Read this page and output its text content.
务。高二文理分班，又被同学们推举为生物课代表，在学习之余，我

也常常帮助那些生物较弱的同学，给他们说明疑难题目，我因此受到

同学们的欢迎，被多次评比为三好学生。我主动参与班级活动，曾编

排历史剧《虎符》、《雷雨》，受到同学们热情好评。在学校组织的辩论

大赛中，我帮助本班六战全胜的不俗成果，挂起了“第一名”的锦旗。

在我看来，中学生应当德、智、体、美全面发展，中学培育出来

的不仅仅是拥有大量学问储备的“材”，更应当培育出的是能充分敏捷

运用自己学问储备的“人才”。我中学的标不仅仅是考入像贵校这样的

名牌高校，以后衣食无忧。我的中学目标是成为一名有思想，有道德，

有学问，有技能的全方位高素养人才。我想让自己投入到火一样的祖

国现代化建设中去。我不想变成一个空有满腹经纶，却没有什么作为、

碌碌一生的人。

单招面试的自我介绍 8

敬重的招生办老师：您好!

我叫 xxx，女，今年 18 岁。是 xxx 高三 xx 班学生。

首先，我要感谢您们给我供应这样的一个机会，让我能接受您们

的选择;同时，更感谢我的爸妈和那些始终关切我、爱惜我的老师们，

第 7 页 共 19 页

====================

• [What to produce]: Your task is to quote the listing above word for word.

• [Answer]:
Read this page and output its text content.
务。高二文理分班，又被同学们推举为生物课代表，在学习之余，我

也常常帮助那些生物较弱的同学，给他们说明疑难题目，我因此受到

同学们的欢迎，被多次评比为三好学生。我主动参与班级活动，曾编

排历史剧《虎符》、《雷雨》，受到同学们热情好评。在学校组织的辩论

大赛中，我帮助本班六战全胜的不俗成果，挂起了“第一名”的锦旗。

在我看来，中学生应当德、智、体、美全面发展，中学培育出来

的不仅仅是拥有大量学问储备的“材”，更应当培育出的是能充分敏捷

运用自己学问储备的“人才”。我中学的标不仅仅是考入像贵校这样的

名牌高校，以后衣食无忧。我的中学目标是成为一名有思想，有道德，

有学问，有技能的全方位高素养人才。我想让自己投入到火一样的祖

国现代化建设中去。我不想变成一个空有满腹经纶，却没有什么作为、

碌碌一生的人。

单招面试的自我介绍 8

敬重的招生办老师：您好!

我叫 xxx，女，今年 18 岁。是 xxx 高三 xx 班学生。

首先，我要感谢您们给我供应这样的一个机会，让我能接受您们

的选择;同时，更感谢我的爸妈和那些始终关切我、爱惜我的老师们，

第 7 页 共 19 页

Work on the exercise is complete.